§ Input rows

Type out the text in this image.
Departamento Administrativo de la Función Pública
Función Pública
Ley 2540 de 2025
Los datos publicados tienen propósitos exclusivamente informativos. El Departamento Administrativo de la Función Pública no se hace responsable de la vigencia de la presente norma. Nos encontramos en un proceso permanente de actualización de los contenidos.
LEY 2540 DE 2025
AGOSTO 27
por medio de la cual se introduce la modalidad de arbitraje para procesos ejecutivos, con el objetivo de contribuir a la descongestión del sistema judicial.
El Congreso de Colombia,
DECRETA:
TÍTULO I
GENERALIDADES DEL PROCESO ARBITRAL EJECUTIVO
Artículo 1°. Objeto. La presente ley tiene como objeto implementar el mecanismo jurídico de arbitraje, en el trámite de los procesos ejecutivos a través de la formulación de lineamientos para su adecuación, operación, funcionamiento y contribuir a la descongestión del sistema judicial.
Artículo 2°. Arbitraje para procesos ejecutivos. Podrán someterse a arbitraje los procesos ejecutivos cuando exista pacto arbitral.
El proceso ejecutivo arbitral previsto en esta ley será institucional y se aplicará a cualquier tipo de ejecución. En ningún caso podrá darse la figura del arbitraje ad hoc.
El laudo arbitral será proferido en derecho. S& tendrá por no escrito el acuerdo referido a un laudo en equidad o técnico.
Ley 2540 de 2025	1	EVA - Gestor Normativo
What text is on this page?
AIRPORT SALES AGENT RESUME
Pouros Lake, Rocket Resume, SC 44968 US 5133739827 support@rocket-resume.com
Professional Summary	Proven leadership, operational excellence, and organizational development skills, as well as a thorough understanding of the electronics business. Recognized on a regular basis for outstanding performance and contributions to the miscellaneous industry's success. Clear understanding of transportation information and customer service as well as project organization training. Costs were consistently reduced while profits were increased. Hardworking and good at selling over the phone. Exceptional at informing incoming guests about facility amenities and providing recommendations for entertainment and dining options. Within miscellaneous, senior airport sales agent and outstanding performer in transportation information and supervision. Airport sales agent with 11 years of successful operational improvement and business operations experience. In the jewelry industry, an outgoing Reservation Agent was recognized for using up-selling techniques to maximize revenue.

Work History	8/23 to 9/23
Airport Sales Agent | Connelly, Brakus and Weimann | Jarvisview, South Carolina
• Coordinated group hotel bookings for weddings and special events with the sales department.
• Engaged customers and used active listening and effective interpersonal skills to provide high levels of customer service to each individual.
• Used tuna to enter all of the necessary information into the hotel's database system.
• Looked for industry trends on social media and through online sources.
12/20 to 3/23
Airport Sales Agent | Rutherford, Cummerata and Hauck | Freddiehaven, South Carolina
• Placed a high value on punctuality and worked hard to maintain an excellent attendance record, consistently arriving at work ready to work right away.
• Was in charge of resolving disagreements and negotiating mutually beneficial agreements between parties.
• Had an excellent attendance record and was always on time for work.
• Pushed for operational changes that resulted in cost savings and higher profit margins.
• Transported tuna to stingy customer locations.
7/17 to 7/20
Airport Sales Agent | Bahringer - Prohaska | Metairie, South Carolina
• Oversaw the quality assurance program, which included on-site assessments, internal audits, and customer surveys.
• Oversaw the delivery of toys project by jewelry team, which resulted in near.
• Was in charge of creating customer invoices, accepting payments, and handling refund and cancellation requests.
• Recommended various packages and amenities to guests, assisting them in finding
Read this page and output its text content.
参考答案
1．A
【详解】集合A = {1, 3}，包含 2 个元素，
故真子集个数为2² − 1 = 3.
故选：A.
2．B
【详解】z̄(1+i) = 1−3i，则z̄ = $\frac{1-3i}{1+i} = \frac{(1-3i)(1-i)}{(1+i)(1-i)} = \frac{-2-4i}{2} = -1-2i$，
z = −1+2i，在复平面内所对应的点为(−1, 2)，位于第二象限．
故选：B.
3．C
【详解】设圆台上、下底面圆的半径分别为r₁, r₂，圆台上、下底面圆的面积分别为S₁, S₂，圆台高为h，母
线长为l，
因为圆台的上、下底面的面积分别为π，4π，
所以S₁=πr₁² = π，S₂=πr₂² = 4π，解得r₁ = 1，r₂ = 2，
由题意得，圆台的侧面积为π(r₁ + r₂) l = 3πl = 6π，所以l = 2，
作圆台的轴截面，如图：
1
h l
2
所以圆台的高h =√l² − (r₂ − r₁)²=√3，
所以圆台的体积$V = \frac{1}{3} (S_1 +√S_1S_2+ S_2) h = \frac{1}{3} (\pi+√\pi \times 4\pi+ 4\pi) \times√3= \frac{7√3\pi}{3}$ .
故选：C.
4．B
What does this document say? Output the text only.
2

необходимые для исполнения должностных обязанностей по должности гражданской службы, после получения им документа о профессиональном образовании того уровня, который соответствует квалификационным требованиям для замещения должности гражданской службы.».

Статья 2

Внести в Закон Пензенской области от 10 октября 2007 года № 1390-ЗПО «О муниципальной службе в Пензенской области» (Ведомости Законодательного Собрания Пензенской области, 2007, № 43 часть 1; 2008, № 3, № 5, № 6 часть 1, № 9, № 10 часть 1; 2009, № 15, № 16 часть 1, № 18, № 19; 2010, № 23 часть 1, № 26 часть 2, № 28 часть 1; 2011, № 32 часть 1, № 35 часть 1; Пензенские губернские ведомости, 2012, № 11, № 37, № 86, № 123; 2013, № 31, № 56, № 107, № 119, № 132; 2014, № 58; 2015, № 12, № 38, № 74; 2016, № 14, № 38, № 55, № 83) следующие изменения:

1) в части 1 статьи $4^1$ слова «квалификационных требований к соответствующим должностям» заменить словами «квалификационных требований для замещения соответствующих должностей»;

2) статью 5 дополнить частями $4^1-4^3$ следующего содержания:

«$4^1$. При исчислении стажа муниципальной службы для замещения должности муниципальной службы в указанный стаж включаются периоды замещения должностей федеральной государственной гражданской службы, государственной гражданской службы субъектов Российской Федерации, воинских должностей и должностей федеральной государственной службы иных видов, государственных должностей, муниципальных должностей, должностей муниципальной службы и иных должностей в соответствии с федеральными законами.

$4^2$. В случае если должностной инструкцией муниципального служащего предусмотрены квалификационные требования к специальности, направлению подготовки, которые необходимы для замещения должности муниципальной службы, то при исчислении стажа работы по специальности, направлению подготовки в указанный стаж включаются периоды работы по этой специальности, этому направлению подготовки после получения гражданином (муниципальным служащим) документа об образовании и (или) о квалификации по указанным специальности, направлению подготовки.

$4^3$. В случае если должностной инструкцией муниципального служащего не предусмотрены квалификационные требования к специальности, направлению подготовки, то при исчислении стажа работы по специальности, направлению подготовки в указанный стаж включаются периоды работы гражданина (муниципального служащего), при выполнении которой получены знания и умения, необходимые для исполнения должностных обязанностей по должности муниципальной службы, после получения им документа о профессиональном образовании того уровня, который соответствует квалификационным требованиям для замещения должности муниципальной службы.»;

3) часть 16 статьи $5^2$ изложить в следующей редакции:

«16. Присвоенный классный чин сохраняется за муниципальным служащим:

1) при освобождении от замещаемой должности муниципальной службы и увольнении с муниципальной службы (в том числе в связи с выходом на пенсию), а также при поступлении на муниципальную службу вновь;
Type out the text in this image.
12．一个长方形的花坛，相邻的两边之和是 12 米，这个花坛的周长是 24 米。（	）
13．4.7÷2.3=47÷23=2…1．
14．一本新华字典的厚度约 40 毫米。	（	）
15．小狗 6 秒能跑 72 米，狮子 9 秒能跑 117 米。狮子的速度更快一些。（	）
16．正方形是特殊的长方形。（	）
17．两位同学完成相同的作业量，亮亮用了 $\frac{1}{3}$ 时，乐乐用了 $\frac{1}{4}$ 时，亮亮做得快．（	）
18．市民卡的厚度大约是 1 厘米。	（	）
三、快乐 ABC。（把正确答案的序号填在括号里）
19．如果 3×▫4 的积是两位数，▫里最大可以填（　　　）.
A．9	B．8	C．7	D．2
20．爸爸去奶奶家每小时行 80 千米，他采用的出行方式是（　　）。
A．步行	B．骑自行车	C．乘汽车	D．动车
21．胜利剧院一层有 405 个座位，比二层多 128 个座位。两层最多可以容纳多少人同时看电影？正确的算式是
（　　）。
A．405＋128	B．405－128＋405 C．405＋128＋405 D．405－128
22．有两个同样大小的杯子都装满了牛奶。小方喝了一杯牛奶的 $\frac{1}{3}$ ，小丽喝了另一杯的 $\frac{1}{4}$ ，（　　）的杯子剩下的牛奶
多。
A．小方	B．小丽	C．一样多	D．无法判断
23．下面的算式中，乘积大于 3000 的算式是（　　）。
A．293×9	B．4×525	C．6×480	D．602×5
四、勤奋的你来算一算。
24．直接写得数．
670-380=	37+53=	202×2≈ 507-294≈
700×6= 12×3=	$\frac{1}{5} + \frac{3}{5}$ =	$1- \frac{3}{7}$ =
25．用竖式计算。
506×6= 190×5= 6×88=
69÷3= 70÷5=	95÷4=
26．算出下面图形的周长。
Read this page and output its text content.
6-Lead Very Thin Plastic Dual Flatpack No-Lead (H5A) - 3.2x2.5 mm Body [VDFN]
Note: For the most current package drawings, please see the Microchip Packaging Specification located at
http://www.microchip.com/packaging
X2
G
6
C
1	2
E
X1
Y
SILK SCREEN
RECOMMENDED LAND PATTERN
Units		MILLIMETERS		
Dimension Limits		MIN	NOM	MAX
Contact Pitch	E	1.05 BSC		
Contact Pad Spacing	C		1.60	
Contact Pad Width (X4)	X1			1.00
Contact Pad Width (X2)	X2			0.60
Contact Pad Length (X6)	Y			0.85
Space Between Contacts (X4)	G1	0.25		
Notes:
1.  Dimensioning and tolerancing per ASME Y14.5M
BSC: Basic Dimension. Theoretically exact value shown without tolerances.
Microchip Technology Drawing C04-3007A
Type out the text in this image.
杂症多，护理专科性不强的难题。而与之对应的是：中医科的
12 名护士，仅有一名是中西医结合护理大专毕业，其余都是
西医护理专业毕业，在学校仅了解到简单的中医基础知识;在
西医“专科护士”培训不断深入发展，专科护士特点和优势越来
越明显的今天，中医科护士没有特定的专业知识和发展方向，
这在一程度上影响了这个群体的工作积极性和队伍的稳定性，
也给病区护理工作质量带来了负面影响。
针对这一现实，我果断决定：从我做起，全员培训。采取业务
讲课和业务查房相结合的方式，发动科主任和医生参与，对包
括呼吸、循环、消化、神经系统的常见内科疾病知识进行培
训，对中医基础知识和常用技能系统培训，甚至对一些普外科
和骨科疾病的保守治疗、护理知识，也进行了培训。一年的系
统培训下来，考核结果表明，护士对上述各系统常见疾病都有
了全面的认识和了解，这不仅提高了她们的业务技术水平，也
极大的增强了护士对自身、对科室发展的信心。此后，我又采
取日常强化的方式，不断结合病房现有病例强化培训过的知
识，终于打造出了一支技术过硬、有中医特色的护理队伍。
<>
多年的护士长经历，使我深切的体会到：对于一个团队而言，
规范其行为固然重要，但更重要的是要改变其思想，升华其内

§ What is needed
Above are the records; copy every line in them that holds the word "South".

§ Finished answer
Airport Sales Agent | Connelly, Brakus and Weimann | Jarvisview, South Carolina
Airport Sales Agent | Rutherford, Cummerata and Hauck | Freddiehaven, South Carolina
Airport Sales Agent | Bahringer - Prohaska | Metairie, South Carolina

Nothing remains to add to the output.